Problem to solve
For each line below that contains the string "long", copy that line.
────────
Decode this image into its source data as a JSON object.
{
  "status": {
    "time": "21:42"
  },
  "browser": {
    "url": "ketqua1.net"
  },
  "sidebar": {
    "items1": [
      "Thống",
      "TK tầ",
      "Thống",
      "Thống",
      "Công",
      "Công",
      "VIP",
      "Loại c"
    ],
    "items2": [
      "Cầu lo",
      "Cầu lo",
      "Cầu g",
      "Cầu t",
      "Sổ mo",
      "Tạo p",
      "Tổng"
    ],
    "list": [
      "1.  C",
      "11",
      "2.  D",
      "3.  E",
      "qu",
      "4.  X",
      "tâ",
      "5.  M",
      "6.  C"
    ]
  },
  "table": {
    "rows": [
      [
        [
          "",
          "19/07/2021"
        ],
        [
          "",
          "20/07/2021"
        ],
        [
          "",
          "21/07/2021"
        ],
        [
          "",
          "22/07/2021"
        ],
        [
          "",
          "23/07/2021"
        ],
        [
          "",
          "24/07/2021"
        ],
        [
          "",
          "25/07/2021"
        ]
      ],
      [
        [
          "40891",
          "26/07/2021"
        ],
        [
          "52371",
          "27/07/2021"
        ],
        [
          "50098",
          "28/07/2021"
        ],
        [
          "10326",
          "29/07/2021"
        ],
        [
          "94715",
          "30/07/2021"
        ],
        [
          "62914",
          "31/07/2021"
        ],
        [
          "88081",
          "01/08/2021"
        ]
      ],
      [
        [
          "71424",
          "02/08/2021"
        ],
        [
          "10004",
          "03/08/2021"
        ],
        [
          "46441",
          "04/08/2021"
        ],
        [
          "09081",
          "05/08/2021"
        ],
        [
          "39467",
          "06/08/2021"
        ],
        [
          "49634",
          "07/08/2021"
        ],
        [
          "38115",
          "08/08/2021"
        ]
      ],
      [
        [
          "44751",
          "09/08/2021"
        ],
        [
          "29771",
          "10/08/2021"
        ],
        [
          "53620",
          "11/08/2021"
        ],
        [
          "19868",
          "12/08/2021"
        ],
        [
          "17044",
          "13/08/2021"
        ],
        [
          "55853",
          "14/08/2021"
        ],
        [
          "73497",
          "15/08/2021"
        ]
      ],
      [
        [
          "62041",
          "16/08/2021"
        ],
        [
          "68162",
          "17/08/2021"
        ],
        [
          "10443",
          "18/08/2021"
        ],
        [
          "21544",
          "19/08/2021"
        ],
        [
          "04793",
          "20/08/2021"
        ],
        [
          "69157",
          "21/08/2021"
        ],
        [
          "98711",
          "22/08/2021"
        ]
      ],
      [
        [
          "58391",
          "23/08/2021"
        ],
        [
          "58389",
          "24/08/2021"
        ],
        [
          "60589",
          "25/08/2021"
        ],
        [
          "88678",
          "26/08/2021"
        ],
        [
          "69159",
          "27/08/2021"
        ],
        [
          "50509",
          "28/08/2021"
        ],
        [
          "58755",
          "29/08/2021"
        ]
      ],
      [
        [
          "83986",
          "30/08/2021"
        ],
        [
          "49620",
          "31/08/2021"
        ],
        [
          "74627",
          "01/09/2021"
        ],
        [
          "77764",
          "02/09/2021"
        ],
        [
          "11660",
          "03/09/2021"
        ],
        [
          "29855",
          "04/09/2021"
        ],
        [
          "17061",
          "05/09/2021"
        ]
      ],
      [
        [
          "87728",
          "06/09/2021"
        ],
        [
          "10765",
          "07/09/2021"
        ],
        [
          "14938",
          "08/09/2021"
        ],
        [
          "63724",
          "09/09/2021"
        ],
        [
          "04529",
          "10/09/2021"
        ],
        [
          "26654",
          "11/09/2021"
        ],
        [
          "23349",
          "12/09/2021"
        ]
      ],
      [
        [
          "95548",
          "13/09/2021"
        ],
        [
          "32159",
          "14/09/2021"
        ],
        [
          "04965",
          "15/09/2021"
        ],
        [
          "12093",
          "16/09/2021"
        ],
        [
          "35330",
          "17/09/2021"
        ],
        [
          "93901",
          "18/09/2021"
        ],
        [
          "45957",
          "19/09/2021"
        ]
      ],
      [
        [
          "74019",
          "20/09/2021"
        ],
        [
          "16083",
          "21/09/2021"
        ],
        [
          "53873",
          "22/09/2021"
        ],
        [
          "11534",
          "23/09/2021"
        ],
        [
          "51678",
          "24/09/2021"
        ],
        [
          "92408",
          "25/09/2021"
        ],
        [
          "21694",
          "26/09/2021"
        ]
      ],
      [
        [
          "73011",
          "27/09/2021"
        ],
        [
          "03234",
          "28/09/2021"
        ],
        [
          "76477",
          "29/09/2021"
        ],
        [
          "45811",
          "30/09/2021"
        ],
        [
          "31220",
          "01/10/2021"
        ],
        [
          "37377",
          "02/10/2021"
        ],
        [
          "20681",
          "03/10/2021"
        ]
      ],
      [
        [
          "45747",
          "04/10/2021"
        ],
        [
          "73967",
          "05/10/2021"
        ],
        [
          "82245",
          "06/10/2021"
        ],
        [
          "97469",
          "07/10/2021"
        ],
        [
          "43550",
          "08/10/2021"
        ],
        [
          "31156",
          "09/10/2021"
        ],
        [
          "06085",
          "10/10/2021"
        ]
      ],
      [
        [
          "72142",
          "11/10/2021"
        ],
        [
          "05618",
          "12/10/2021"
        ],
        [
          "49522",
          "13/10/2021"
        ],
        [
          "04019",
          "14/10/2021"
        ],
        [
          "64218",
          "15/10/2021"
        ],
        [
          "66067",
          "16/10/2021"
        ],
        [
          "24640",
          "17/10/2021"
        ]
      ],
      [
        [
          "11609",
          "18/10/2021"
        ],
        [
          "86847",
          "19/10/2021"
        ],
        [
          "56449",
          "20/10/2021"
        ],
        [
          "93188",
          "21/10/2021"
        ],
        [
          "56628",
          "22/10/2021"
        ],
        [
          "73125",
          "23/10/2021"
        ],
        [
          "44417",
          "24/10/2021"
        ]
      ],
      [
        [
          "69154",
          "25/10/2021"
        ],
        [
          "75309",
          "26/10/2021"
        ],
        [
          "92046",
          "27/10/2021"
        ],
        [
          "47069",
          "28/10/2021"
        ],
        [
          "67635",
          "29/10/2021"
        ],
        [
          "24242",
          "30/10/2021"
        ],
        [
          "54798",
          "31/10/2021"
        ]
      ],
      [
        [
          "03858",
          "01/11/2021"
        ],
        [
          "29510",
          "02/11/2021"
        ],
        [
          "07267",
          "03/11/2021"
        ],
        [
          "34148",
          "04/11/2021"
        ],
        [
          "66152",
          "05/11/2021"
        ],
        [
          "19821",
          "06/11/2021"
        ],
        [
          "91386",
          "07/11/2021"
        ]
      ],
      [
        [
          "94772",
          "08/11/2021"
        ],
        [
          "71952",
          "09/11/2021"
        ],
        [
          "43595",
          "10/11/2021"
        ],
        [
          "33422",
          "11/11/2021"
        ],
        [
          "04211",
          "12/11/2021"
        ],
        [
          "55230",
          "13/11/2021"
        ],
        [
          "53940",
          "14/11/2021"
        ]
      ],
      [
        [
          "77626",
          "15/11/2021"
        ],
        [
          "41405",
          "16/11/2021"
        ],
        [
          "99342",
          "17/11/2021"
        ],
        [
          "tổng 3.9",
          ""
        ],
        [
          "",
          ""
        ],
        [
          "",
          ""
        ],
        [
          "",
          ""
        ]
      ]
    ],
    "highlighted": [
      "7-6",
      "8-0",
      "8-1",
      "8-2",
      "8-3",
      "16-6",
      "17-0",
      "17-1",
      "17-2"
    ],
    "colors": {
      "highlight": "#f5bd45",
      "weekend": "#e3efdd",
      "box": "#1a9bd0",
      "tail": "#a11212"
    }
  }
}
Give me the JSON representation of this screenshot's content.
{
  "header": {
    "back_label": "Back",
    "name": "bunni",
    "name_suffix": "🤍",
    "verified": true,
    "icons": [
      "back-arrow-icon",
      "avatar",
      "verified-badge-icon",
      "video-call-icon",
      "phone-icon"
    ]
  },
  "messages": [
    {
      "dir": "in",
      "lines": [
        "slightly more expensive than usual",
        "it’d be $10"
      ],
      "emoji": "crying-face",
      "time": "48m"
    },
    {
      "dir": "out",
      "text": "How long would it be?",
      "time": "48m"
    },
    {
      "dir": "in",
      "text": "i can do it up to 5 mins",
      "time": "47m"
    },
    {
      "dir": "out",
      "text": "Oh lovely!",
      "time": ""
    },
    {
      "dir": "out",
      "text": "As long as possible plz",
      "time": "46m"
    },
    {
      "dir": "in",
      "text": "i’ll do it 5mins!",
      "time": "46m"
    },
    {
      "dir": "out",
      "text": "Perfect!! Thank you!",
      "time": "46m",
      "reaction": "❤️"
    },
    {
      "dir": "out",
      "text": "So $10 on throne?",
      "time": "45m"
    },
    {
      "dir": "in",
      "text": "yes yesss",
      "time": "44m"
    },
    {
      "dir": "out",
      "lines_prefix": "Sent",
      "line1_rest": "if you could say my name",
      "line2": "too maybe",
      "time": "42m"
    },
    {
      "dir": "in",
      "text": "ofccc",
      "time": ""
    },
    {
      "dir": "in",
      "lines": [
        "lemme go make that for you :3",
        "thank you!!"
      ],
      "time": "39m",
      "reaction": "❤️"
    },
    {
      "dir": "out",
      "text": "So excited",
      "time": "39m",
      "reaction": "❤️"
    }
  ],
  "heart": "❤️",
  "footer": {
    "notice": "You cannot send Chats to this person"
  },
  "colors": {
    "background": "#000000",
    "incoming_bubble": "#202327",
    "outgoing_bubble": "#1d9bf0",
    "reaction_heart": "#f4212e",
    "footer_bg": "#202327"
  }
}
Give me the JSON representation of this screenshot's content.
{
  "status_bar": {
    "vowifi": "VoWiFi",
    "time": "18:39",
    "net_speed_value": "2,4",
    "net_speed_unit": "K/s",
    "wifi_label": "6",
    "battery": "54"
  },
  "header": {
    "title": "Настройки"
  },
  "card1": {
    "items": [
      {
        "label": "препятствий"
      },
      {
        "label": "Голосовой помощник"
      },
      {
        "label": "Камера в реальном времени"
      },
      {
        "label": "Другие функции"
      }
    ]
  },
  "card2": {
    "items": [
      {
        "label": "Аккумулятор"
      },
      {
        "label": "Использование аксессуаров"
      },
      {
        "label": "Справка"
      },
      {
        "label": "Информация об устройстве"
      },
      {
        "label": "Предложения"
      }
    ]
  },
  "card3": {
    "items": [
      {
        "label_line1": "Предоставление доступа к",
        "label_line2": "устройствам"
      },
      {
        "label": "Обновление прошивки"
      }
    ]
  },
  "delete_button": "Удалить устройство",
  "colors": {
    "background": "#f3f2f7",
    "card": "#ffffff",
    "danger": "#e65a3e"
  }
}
────────
Answer for this exercise
      "text": "How long would it be?",
      "text": "As long as possible plz",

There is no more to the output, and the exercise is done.